▶ _WORK REQUIRED_:
How many lines of the material below contain the string "screenshot"? Answer with the number and nothing else.

▶ _EXERCISE DATA_:
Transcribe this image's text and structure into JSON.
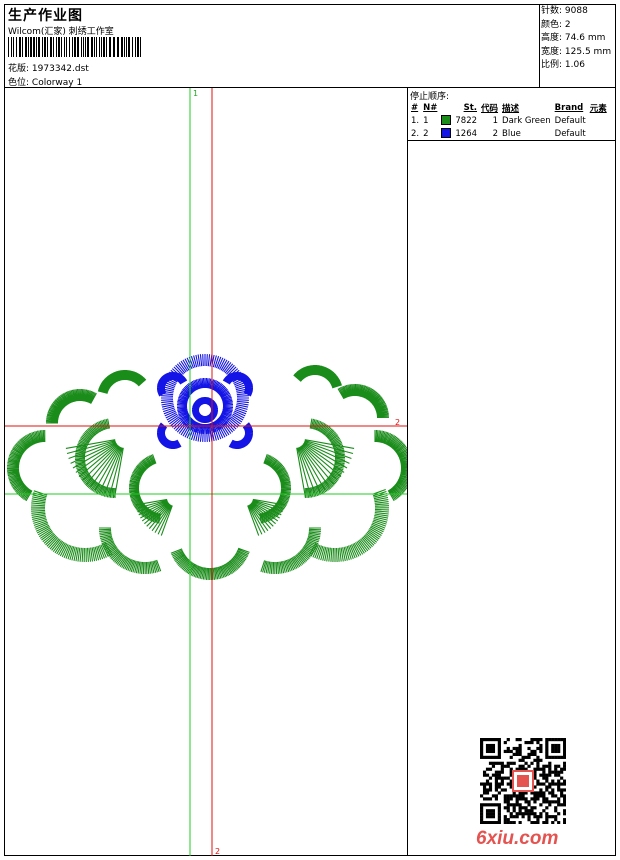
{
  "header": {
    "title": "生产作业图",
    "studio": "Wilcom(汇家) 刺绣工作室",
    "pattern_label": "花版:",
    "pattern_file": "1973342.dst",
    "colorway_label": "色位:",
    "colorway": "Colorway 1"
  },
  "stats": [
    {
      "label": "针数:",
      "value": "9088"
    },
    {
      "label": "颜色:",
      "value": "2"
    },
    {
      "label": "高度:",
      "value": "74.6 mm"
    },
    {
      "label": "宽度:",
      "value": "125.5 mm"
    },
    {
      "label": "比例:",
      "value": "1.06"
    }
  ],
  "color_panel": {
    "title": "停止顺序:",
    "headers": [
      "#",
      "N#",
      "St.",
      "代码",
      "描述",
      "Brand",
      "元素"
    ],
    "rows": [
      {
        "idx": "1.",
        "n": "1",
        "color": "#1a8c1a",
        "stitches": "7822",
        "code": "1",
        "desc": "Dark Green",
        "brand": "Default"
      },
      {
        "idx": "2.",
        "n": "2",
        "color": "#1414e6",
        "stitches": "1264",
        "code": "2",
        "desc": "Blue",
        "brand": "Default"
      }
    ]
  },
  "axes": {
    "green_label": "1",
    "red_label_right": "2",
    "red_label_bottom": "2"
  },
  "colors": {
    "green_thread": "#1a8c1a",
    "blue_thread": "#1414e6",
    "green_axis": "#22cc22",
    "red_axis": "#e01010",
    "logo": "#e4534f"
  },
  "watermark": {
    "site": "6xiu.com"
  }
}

...

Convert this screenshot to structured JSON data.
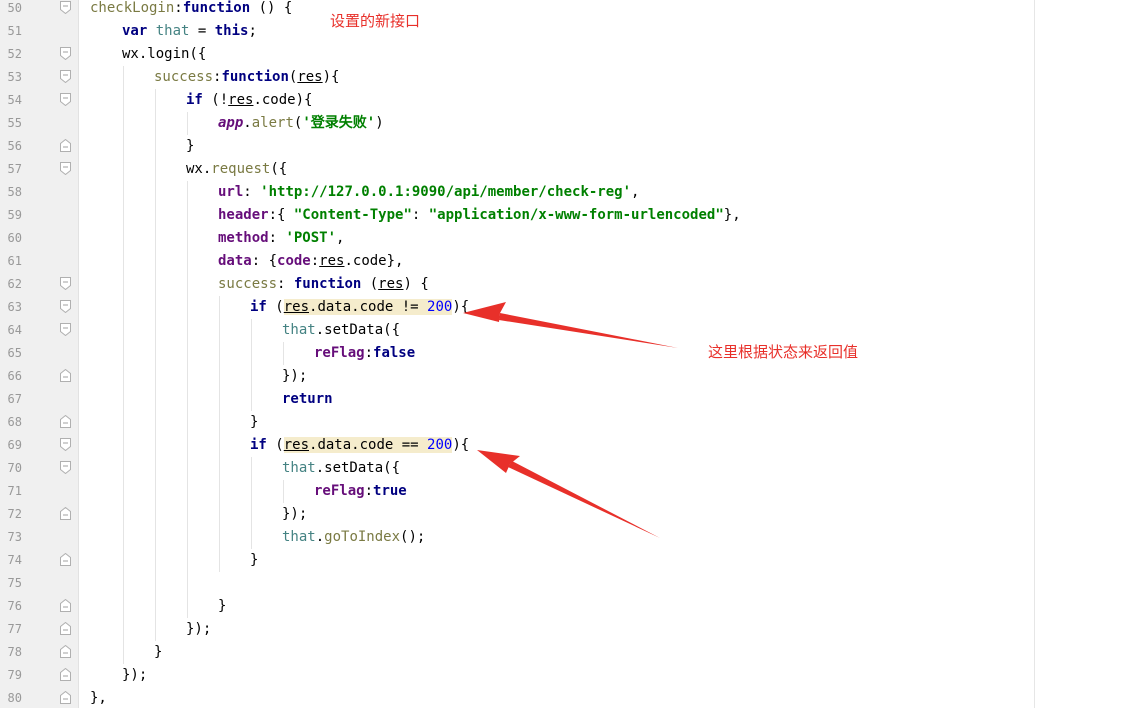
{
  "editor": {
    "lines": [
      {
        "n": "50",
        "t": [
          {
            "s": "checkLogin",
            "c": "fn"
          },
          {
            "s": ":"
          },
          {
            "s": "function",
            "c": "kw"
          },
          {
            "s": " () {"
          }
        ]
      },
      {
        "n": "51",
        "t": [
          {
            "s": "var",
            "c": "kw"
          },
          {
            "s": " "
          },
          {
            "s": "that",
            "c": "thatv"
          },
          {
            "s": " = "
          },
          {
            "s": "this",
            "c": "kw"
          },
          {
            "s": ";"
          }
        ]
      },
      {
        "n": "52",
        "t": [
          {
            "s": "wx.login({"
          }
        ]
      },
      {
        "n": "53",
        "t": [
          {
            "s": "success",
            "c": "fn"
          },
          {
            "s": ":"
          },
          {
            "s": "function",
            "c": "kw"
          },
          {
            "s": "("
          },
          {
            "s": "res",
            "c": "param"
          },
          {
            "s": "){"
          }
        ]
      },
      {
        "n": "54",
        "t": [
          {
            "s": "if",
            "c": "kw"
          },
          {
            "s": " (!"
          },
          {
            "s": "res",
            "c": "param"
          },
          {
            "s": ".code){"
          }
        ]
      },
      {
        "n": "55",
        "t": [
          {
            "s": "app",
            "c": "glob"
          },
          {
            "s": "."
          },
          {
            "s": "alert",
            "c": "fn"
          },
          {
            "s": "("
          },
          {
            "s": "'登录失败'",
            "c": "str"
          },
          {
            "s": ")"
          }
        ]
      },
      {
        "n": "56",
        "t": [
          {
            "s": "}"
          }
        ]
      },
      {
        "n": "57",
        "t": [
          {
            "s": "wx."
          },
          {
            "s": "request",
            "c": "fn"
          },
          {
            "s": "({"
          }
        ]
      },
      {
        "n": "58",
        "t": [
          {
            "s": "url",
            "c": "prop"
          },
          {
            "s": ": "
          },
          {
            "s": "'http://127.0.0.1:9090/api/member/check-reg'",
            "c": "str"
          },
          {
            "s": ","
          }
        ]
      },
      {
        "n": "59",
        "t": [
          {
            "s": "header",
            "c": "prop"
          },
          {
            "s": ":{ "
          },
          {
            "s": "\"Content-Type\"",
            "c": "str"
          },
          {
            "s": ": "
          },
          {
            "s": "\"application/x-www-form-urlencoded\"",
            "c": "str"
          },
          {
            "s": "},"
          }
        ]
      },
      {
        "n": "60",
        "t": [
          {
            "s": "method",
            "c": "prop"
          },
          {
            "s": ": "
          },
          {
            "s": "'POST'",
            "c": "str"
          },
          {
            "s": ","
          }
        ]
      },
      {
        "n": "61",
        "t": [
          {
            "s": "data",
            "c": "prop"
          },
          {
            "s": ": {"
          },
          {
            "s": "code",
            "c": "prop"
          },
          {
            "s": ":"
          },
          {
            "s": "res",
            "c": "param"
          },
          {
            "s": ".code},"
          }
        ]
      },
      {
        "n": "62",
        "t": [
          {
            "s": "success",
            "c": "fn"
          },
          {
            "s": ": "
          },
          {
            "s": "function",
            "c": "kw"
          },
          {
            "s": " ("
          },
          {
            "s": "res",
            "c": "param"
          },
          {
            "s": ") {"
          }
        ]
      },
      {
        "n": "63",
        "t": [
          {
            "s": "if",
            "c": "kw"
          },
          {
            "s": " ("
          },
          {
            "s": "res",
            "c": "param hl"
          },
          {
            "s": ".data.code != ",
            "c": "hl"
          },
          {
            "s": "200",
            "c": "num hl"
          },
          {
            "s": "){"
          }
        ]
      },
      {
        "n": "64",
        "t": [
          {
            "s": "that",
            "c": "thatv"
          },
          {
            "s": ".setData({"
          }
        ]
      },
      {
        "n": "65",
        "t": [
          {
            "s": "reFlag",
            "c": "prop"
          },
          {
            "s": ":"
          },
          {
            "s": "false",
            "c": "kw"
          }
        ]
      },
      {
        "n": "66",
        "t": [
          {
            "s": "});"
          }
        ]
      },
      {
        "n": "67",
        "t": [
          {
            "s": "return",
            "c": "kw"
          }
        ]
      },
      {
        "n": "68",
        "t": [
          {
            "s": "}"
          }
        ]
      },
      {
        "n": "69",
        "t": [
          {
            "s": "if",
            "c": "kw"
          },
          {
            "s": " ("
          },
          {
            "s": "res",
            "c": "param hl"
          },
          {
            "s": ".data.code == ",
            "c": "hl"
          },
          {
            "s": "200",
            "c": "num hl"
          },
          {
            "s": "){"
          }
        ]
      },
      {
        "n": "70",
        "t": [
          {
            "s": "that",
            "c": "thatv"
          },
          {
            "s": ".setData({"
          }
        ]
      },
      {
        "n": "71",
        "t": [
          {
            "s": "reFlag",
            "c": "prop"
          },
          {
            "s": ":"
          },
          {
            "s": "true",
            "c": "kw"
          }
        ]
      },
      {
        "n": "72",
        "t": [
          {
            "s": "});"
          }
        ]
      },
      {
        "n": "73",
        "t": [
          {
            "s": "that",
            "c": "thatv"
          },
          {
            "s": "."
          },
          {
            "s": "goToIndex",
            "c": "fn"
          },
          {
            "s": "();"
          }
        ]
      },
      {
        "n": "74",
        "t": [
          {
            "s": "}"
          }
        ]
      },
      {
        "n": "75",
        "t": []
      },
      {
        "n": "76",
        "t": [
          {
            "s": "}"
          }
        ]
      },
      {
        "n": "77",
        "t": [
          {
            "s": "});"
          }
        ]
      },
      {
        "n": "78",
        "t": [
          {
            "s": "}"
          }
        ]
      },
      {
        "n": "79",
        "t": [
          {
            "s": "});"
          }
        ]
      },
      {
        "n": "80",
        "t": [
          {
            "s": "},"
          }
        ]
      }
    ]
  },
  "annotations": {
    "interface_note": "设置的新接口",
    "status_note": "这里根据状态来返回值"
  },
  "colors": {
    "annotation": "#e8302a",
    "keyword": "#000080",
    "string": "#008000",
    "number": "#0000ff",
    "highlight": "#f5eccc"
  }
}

...

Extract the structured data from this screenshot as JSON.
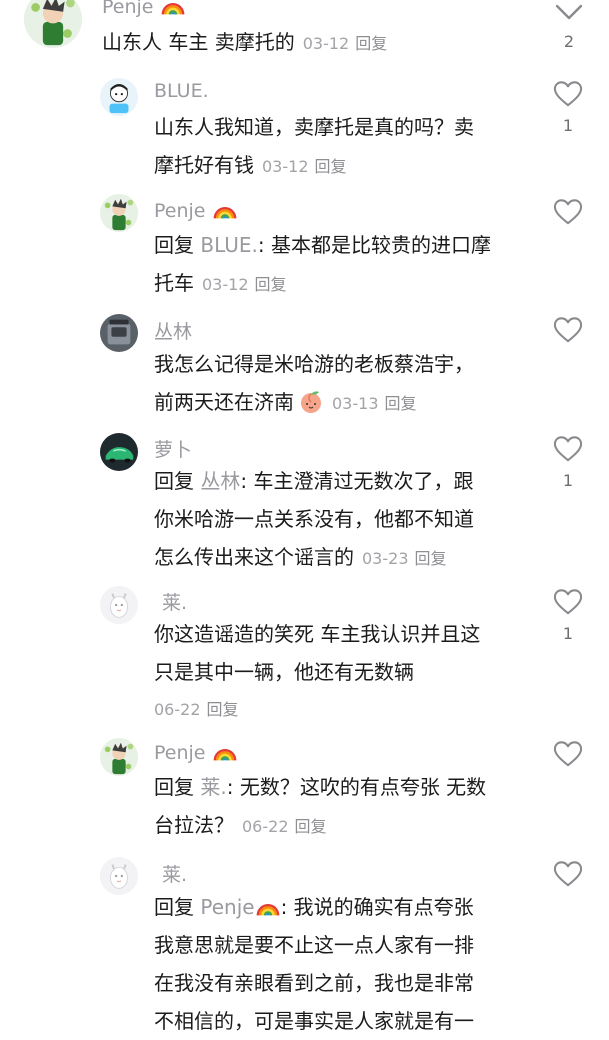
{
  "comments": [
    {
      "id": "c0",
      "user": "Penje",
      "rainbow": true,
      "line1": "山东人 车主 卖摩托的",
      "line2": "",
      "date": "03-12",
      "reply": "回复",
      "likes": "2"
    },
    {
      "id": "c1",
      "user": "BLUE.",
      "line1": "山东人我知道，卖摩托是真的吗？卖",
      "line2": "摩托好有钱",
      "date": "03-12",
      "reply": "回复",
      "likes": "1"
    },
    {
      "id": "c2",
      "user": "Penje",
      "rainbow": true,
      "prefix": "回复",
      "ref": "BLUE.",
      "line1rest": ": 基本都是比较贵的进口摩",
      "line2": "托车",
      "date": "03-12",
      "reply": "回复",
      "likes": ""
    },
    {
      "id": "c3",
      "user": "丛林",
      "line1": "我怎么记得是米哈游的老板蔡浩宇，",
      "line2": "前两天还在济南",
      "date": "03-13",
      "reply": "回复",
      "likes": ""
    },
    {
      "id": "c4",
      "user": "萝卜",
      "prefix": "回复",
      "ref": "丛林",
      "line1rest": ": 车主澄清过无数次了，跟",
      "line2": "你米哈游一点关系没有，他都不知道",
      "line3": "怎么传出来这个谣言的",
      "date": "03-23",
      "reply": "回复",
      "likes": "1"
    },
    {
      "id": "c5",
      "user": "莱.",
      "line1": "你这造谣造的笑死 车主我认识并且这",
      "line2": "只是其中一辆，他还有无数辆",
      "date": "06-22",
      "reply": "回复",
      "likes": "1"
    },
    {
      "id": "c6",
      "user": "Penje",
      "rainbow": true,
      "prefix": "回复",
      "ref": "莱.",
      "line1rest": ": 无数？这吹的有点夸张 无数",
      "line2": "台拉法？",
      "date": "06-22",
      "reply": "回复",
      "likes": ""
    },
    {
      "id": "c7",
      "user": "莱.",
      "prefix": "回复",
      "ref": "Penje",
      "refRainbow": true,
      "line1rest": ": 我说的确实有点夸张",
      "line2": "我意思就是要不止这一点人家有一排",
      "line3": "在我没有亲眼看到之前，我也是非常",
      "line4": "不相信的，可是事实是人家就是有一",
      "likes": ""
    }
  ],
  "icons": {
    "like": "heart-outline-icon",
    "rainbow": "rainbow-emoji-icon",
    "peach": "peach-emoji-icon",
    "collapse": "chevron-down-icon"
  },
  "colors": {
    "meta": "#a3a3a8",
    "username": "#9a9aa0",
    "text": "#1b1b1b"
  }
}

▶ _EXERCISE OUTPUT_:
2